*TASKS FOR THIS EXERCISE*.
a) Name every author listed at the top of the text on Helicobacter pylori and blood pressure.
b) Resume the text on Helicobacter pylori and blood pressure, continuing after its last sentence.

*GIVEN TEXT*.
Effect of Helicobacter pylori infection on blood pressure: a community based cross sectional studyBMJ 2001; 323 doi: https://doi.org/10.1136/bmj.323.7307.264 (Published 04 August 2001) Cite this as: BMJ 2001;323:264
- Richard Harvey (), consultant gastroenterologistaa,
- Athene Lane, research associateb,
- Liam Murray, lecturer in public health medicineb,
- Ian Harvey, senior lecturer in health services researchb,
- Prakash Nair, special lecturer in medicinea,
- Jenny Donovan, reader in social medicineb
- a Frenchay Hospital, North Bristol NHS Trust, Bristol BS16 1LE
- b Department of Social Medicine, University of Bristol, Bristol BS8 2PR
- Correspondence to: R Harvey
- Accepted 23 March 2001
Many studies have reported an association between Helicobacter pylori infection and an increased risk of cardiovascular disease. The strength of the association has been hard to judge because of the varied methods of the studies and substantial heterogeneity of the findings. Mechanisms that may contribute to this association include abnormalities in the levels of certain blood proteins (for example fibrinogen or C reactive protein) secondary to the chronic infection 1 2 and raised blood pressure in people infected with H pylori.3–5
There are several methodological difficulties in carrying out studies to determine whether H pylori infection results in raised blood pressure. We have attempted to minimise such problems in a large prospective community based study of the association between H pylori infection and blood pressure.
Methods and results
The Bristol helicobacter project is a community based study centred on the northeastern suburbs of Bristol. The primary aims of the study are to assess the effects of H pylori infection (and its eradication, on a double blind basis) on digestive symptoms and their treatment and on various other aspects of health and quality of life. We have measured blood pressure prospectively in people who were recruited into this study and whose helicobacter status and other risk factors for raised blood pressure were known.
Of the 10 537 subjects enrolled in the project, 1634 (15.5%) were positive for H pylori infection on a 13C- urea breath test, using 100 mg 13C urea with a standard orange juice and citric acid test meal and a cut off of 3.5 δ 13C per ml. Blood pressure was measured with a random-zero sphygmomanometer (Hawksley, Lancing). Participants completed a questionnaire on demographic and lifestyle characteristics, and their height and weight were measured. Blood pressure in 1633 individuals with helicobacter infection was compared with twice that number (3267) of randomly selected non-infected subjects (total 4900). Multiple linear regression models (Stata version 6) were used, with systolic and diastolic blood pressure as the dependent variables, H pylori status as the predictor variable, and the potential confounders as covariables.

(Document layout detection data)
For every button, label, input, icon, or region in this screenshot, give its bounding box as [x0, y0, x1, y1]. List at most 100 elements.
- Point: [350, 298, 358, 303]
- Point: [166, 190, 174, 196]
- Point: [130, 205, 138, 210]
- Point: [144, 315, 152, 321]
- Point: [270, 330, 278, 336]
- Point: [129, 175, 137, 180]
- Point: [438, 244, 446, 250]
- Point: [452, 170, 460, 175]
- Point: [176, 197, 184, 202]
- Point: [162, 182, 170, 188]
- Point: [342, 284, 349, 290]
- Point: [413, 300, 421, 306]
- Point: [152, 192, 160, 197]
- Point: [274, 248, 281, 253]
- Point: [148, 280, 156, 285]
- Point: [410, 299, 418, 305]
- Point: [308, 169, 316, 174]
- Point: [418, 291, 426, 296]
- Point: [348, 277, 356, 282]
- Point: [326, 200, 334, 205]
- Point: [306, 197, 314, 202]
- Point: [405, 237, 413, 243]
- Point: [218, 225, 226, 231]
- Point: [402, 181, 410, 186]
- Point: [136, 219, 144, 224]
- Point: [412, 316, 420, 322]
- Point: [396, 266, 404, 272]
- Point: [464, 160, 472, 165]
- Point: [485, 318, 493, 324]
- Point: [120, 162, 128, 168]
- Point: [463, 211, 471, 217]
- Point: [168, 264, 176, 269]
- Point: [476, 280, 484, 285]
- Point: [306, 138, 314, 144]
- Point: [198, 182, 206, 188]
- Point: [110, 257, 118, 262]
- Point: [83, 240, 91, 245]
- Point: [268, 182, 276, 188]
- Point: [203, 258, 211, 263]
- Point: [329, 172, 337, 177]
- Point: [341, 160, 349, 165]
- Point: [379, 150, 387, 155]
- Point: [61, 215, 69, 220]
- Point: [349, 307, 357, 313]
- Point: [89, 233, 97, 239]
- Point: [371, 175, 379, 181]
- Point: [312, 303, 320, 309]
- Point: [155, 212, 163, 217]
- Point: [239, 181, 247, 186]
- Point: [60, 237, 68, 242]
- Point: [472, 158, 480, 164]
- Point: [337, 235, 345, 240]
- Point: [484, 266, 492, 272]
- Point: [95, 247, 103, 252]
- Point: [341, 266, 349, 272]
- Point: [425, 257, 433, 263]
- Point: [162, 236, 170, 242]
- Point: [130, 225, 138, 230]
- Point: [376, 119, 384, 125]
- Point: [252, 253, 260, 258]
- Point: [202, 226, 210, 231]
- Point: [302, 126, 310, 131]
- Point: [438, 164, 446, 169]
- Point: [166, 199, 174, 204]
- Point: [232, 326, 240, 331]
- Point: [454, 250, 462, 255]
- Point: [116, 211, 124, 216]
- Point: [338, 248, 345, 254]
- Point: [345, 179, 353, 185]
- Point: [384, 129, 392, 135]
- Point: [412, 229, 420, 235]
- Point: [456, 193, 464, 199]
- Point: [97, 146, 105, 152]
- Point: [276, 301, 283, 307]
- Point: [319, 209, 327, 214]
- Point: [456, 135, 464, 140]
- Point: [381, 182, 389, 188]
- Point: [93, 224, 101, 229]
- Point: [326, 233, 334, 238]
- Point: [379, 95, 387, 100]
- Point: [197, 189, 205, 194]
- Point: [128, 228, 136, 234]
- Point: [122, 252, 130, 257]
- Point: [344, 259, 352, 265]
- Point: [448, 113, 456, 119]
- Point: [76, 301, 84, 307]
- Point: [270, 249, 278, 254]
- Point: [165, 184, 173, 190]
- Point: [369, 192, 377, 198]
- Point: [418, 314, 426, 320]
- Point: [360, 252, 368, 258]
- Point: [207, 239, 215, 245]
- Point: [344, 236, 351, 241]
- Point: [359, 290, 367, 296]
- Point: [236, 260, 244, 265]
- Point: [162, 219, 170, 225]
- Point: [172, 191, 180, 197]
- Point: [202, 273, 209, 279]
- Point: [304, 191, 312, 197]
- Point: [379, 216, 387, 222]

*ANSWERS TO THE PROBLEMS*.
a) Richard Harvey, Athene Lane, Liam Murray, Ian Harvey, Prakash Nair, Jenny Donovan

b)
Systolic blood pressure was significantly higher in subjects with helicobacter infection before adjustment for age, sex, body mass index (weight (kg)/(height (m)2)), smoking, and high alcohol intake, but significantly lower after these adjustments (see table). No difference was found for diastolic blood pressure. Further analysis after the exclusion of 310 subjects who were taking treatment for previously known hypertension did not change these results significantly.
In multivariable analysis, older age (4.33 mm Hg/decade, 95% confidence interval 3.76 to 4.89), sex (4.1 mm Hg higher in men than in women; 3.20 to 4.94), increasing body mass index (0.74 mm Hg per unit, 0.65 to 0.84), and high alcohol intake, defined as >20 units per week for men and >13 units per week for women (2.64 mm Hg, 1.15 to 4.13), were all associated with a significantly increased systolic blood pressure. Conversely, current use of drugs for hypertension (−10.48 mm Hg, −12.31 to −8.65) was associated with a significant reduction in systolic blood pressure. Similar associations were found for diastolic blood pressure.
Our findings indicate that, contrary to some previous suggestions, the association that exists between cardiovascular disease and H pylori infection is not accounted for by any increase in blood pressure.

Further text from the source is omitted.